-- Begin --

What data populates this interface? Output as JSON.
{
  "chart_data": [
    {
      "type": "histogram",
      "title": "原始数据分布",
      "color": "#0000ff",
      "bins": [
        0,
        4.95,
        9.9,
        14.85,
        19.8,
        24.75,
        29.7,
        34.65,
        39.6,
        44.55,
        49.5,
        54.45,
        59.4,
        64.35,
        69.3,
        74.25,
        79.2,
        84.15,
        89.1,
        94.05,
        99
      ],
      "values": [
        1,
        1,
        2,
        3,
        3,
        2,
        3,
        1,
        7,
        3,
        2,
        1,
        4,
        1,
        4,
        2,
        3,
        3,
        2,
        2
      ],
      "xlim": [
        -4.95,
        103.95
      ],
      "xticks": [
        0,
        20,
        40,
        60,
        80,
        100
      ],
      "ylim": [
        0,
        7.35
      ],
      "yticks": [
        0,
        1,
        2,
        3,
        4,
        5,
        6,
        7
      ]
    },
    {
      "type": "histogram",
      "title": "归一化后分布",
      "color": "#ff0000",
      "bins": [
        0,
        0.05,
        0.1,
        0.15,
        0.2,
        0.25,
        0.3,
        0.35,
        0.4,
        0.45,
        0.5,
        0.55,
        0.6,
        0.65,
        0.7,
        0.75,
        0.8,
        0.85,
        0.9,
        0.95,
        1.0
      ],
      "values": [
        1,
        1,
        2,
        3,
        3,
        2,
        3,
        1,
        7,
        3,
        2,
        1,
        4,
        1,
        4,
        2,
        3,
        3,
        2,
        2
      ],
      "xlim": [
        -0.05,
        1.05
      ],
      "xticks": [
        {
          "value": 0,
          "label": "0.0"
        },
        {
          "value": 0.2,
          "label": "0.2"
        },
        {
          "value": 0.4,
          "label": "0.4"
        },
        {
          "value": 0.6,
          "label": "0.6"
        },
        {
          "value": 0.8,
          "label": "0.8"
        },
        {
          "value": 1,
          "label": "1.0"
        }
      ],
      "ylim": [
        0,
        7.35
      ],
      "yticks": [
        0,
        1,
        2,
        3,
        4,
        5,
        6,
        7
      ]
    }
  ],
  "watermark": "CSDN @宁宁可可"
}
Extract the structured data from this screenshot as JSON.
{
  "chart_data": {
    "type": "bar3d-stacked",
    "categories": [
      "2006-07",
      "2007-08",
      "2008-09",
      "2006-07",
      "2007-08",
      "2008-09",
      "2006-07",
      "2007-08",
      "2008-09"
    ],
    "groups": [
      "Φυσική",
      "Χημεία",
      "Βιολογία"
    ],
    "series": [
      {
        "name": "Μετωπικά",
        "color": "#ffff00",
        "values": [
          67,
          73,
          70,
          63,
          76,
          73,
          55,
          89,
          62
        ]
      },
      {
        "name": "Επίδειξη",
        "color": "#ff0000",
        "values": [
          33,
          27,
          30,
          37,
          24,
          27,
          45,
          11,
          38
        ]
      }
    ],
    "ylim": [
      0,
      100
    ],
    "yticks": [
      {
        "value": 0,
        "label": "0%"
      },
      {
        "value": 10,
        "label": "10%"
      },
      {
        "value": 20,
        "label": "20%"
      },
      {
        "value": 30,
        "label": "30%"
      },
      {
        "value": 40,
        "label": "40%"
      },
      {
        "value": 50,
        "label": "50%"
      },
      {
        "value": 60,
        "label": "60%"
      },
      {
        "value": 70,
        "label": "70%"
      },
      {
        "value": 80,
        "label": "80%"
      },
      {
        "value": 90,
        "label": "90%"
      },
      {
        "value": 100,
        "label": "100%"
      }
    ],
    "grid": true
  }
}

-- End --

• _PROBLEM TO WORK ON_: Where a line of the entries contains the word "JSON", copy that line.

• _THE SOLUTION_:
What data populates this interface? Output as JSON.
Extract the structured data from this screenshot as JSON.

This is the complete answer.